STATED TASK:
Every line of the material is to be repeated exactly as it stands.

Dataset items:
•••
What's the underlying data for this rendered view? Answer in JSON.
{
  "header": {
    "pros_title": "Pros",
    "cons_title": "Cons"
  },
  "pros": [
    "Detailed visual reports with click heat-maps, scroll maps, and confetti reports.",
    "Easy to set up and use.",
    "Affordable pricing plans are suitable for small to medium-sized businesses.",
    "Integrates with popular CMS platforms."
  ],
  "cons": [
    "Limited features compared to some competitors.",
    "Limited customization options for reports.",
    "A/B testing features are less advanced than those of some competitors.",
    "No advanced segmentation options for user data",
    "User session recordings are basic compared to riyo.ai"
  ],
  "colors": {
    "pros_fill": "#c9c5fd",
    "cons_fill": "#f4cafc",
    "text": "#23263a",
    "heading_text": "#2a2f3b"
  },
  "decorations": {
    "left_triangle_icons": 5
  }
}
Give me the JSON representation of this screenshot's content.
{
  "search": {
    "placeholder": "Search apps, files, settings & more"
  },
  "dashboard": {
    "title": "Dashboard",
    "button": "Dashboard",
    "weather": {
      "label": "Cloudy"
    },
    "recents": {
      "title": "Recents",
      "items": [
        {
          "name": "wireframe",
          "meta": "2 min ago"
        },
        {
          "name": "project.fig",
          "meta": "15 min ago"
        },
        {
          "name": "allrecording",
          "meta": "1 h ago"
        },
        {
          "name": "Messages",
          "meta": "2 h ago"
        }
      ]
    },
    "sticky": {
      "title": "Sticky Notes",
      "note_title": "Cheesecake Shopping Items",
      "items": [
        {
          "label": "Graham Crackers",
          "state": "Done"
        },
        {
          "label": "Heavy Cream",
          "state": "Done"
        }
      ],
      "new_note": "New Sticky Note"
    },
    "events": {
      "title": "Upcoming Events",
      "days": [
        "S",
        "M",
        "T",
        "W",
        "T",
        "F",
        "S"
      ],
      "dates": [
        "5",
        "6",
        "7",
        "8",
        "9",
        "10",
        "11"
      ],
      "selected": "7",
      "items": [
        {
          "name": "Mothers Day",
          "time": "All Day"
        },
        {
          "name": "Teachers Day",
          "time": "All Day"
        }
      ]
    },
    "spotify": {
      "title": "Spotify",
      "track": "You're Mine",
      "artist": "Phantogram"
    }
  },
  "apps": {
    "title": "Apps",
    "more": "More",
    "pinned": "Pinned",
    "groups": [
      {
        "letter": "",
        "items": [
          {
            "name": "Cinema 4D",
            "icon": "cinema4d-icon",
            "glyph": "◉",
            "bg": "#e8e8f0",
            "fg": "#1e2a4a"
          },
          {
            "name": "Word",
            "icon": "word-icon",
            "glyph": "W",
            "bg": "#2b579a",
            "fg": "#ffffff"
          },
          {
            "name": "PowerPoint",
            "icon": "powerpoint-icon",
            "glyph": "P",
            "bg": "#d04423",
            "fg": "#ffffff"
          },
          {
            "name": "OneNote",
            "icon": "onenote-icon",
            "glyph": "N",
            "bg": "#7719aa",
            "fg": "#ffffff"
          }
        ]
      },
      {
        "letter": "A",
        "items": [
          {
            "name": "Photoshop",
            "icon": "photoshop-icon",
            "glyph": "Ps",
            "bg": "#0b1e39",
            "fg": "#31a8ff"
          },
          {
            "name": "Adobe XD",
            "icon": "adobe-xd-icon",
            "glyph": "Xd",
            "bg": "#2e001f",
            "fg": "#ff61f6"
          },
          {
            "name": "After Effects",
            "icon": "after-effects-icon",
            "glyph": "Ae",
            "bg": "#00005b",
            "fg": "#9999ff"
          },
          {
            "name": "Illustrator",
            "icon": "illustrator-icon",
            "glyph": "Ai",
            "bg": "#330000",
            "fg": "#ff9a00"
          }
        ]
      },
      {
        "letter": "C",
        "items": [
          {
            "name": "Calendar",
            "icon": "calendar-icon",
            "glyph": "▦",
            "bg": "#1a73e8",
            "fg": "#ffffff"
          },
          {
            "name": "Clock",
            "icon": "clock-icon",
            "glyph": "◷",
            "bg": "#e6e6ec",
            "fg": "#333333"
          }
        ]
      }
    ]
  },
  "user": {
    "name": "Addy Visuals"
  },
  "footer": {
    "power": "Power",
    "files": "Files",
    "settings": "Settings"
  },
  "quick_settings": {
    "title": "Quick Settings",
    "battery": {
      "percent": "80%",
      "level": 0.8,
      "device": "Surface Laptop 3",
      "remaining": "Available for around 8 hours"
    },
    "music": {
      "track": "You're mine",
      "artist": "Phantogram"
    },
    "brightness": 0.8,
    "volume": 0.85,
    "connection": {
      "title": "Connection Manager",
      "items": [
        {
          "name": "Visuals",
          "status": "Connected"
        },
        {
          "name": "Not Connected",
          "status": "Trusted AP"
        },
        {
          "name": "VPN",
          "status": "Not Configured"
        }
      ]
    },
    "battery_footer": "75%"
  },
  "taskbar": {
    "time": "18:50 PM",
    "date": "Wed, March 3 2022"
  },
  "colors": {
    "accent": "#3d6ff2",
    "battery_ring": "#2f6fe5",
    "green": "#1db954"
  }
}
•••
EXERCISE SOLUTION:
What's the underlying data for this rendered view? Answer in JSON.
{
  "header": {
    "pros_title": "Pros",
    "cons_title": "Cons"
  },
  "pros": [
    "Detailed visual reports with click heat-maps, scroll maps, and confetti reports.",
    "Easy to set up and use.",
    "Affordable pricing plans are suitable for small to medium-sized businesses.",
    "Integrates with popular CMS platforms."
  ],
  "cons": [
    "Limited features compared to some competitors.",
    "Limited customization options for reports.",
    "A/B testing features are less advanced than those of some competitors.",
    "No advanced segmentation options for user data",
    "User session recordings are basic compared to riyo.ai"
  ],
  "colors": {
    "pros_fill": "#c9c5fd",
    "cons_fill": "#f4cafc",
    "text": "#23263a",
    "heading_text": "#2a2f3b"
  },
  "decorations": {
    "left_triangle_icons": 5
  }
}
Give me the JSON representation of this screenshot's content.
{
  "search": {
    "placeholder": "Search apps, files, settings & more"
  },
  "dashboard": {
    "title": "Dashboard",
    "button": "Dashboard",
    "weather": {
      "label": "Cloudy"
    },
    "recents": {
      "title": "Recents",
      "items": [
        {
          "name": "wireframe",
          "meta": "2 min ago"
        },
        {
          "name": "project.fig",
          "meta": "15 min ago"
        },
        {
          "name": "allrecording",
          "meta": "1 h ago"
        },
        {
          "name": "Messages",
          "meta": "2 h ago"
        }
      ]
    },
    "sticky": {
      "title": "Sticky Notes",
      "note_title": "Cheesecake Shopping Items",
      "items": [
        {
          "label": "Graham Crackers",
          "state": "Done"
        },
        {
          "label": "Heavy Cream",
          "state": "Done"
        }
      ],
      "new_note": "New Sticky Note"
    },
    "events": {
      "title": "Upcoming Events",
      "days": [
        "S",
        "M",
        "T",
        "W",
        "T",
        "F",
        "S"
      ],
      "dates": [
        "5",
        "6",
        "7",
        "8",
        "9",
        "10",
        "11"
      ],
      "selected": "7",
      "items": [
        {
          "name": "Mothers Day",
          "time": "All Day"
        },
        {
          "name": "Teachers Day",
          "time": "All Day"
        }
      ]
    },
    "spotify": {
      "title": "Spotify",
      "track": "You're Mine",
      "artist": "Phantogram"
    }
  },
  "apps": {
    "title": "Apps",
    "more": "More",
    "pinned": "Pinned",
    "groups": [
      {
        "letter": "",
        "items": [
          {
            "name": "Cinema 4D",
            "icon": "cinema4d-icon",
            "glyph": "◉",
            "bg": "#e8e8f0",
            "fg": "#1e2a4a"
          },
          {
            "name": "Word",
            "icon": "word-icon",
            "glyph": "W",
            "bg": "#2b579a",
            "fg": "#ffffff"
          },
          {
            "name": "PowerPoint",
            "icon": "powerpoint-icon",
            "glyph": "P",
            "bg": "#d04423",
            "fg": "#ffffff"
          },
          {
            "name": "OneNote",
            "icon": "onenote-icon",
            "glyph": "N",
            "bg": "#7719aa",
            "fg": "#ffffff"
          }
        ]
      },
      {
        "letter": "A",
        "items": [
          {
            "name": "Photoshop",
            "icon": "photoshop-icon",
            "glyph": "Ps",
            "bg": "#0b1e39",
            "fg": "#31a8ff"
          },
          {
            "name": "Adobe XD",
            "icon": "adobe-xd-icon",
            "glyph": "Xd",
            "bg": "#2e001f",
            "fg": "#ff61f6"
          },
          {
            "name": "After Effects",
            "icon": "after-effects-icon",
            "glyph": "Ae",
            "bg": "#00005b",
            "fg": "#9999ff"
          },
          {
            "name": "Illustrator",
            "icon": "illustrator-icon",
            "glyph": "Ai",
            "bg": "#330000",
            "fg": "#ff9a00"
          }
        ]
      },
      {
        "letter": "C",
        "items": [
          {
            "name": "Calendar",
            "icon": "calendar-icon",
            "glyph": "▦",
            "bg": "#1a73e8",
            "fg": "#ffffff"
          },
          {
            "name": "Clock",
            "icon": "clock-icon",
            "glyph": "◷",
            "bg": "#e6e6ec",
            "fg": "#333333"
          }
        ]
      }
    ]
  },
  "user": {
    "name": "Addy Visuals"
  },
  "footer": {
    "power": "Power",
    "files": "Files",
    "settings": "Settings"
  },
  "quick_settings": {
    "title": "Quick Settings",
    "battery": {
      "percent": "80%",
      "level": 0.8,
      "device": "Surface Laptop 3",
      "remaining": "Available for around 8 hours"
    },
    "music": {
      "track": "You're mine",
      "artist": "Phantogram"
    },
    "brightness": 0.8,
    "volume": 0.85,
    "connection": {
      "title": "Connection Manager",
      "items": [
        {
          "name": "Visuals",
          "status": "Connected"
        },
        {
          "name": "Not Connected",
          "status": "Trusted AP"
        },
        {
          "name": "VPN",
          "status": "Not Configured"
        }
      ]
    },
    "battery_footer": "75%"
  },
  "taskbar": {
    "time": "18:50 PM",
    "date": "Wed, March 3 2022"
  },
  "colors": {
    "accent": "#3d6ff2",
    "battery_ring": "#2f6fe5",
    "green": "#1db954"
  }
}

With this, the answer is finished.